INFORMATION SHOWN »
'''

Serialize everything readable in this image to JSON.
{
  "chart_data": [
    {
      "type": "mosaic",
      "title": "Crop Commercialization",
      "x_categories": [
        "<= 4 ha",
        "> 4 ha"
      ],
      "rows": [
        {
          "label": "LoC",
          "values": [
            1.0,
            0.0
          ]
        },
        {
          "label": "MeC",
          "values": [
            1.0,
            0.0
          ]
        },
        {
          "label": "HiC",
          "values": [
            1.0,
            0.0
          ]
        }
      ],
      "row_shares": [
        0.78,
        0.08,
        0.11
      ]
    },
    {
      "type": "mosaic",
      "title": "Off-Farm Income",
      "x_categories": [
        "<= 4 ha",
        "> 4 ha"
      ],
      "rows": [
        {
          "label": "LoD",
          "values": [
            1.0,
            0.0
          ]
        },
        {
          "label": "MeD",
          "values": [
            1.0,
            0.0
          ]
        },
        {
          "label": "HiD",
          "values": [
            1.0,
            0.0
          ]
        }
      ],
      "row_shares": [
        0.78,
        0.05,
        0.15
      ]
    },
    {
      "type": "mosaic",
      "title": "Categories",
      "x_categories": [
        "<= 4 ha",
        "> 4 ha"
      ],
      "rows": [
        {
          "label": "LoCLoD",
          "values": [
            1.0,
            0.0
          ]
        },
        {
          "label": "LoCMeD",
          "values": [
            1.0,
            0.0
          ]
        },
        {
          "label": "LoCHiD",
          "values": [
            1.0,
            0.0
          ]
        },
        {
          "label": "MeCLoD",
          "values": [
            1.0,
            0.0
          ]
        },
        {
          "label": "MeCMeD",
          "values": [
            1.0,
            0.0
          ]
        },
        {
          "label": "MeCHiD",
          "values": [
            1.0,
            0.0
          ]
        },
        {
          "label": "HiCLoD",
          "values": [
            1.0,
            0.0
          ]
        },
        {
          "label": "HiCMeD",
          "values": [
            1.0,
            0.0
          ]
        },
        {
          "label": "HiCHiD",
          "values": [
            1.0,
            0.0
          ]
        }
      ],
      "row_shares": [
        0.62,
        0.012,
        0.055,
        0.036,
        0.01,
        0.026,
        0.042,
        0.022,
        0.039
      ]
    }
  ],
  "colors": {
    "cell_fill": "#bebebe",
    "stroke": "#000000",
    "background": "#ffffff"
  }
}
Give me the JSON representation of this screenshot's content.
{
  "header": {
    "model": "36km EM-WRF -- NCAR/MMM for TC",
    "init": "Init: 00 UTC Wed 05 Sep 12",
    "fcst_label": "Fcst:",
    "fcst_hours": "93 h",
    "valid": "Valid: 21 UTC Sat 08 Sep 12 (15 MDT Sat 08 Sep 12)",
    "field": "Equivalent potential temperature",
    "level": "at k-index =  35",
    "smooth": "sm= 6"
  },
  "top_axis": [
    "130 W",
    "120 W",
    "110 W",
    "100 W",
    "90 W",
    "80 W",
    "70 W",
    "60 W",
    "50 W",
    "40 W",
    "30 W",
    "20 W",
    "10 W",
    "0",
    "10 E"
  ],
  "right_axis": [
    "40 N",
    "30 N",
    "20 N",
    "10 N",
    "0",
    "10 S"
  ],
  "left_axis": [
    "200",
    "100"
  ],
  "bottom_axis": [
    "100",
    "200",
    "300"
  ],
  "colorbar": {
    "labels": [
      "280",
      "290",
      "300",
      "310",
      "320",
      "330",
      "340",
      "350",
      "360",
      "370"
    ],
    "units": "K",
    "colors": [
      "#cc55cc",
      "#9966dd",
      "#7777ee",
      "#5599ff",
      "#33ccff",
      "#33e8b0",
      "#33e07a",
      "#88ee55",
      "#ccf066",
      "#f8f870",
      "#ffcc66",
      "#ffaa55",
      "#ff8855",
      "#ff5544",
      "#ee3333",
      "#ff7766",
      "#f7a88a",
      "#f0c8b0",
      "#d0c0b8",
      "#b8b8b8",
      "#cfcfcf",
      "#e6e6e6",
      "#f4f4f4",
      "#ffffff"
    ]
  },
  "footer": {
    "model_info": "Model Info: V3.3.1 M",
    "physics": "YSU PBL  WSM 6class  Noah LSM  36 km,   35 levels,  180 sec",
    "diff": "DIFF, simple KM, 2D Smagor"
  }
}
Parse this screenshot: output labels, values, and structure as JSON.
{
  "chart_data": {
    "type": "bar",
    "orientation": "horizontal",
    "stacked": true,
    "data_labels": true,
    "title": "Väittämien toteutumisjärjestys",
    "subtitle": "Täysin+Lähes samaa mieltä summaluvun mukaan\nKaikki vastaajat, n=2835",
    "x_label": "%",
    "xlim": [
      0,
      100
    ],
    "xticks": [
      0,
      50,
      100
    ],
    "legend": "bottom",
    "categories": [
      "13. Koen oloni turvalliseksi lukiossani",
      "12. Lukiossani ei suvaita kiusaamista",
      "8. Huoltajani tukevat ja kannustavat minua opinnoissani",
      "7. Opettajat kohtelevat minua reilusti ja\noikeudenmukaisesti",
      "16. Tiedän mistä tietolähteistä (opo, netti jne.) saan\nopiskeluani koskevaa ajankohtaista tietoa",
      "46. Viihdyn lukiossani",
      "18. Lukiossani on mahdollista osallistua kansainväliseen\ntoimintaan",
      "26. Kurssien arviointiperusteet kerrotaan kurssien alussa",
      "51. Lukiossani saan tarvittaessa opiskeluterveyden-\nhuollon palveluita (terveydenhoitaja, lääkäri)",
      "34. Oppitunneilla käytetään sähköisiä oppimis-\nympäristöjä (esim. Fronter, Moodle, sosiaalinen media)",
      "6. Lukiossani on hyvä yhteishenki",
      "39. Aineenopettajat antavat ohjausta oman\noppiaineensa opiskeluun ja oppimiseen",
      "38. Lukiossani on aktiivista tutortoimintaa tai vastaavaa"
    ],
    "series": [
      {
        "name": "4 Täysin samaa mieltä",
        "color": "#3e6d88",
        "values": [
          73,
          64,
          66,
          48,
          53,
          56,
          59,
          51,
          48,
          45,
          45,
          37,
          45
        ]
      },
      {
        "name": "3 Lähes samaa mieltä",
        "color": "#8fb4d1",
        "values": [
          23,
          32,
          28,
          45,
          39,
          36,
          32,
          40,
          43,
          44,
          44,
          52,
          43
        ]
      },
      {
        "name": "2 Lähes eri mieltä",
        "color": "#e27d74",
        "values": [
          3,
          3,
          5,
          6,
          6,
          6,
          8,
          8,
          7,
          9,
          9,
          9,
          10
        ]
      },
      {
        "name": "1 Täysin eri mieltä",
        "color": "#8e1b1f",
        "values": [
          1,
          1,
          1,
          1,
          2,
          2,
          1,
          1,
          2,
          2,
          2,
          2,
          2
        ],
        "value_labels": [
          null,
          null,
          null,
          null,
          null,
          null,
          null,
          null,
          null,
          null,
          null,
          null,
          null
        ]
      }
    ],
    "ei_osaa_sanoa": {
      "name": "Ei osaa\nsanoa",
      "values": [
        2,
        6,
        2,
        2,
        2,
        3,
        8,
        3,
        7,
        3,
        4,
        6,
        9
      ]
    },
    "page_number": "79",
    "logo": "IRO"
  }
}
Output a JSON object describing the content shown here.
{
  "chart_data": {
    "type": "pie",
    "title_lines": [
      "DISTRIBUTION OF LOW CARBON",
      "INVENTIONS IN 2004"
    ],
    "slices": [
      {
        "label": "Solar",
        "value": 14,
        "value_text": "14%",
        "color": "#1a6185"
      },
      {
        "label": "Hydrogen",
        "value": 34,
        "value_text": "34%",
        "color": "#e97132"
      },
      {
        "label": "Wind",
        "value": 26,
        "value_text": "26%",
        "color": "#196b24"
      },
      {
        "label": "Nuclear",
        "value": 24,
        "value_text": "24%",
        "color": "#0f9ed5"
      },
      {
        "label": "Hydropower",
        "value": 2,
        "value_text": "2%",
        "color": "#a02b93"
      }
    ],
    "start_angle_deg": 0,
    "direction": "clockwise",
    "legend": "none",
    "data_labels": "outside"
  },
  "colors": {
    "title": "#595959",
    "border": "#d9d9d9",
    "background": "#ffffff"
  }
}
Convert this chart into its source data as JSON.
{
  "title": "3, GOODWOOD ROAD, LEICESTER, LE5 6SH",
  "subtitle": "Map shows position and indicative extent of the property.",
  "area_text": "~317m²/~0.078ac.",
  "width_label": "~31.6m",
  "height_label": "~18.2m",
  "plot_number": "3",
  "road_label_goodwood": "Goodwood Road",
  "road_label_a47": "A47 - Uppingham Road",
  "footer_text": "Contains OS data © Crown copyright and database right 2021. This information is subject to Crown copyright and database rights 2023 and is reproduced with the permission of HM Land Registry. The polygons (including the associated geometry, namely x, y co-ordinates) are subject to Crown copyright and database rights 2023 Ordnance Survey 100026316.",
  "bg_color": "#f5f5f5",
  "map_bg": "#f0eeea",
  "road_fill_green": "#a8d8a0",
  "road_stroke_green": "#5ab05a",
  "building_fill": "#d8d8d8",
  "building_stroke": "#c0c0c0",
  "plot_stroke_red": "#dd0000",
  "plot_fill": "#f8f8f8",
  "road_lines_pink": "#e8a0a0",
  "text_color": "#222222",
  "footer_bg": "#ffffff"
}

'''

SHORT EXERCISE » Filter out every line that lacks the word "Lähes", and copy the rest.

RESULT OF THE EXERCISE »
    "subtitle": "Täysin+Lähes samaa mieltä summaluvun mukaan\nKaikki vastaajat, n=2835",
        "name": "3 Lähes samaa mieltä",
        "name": "2 Lähes eri mieltä",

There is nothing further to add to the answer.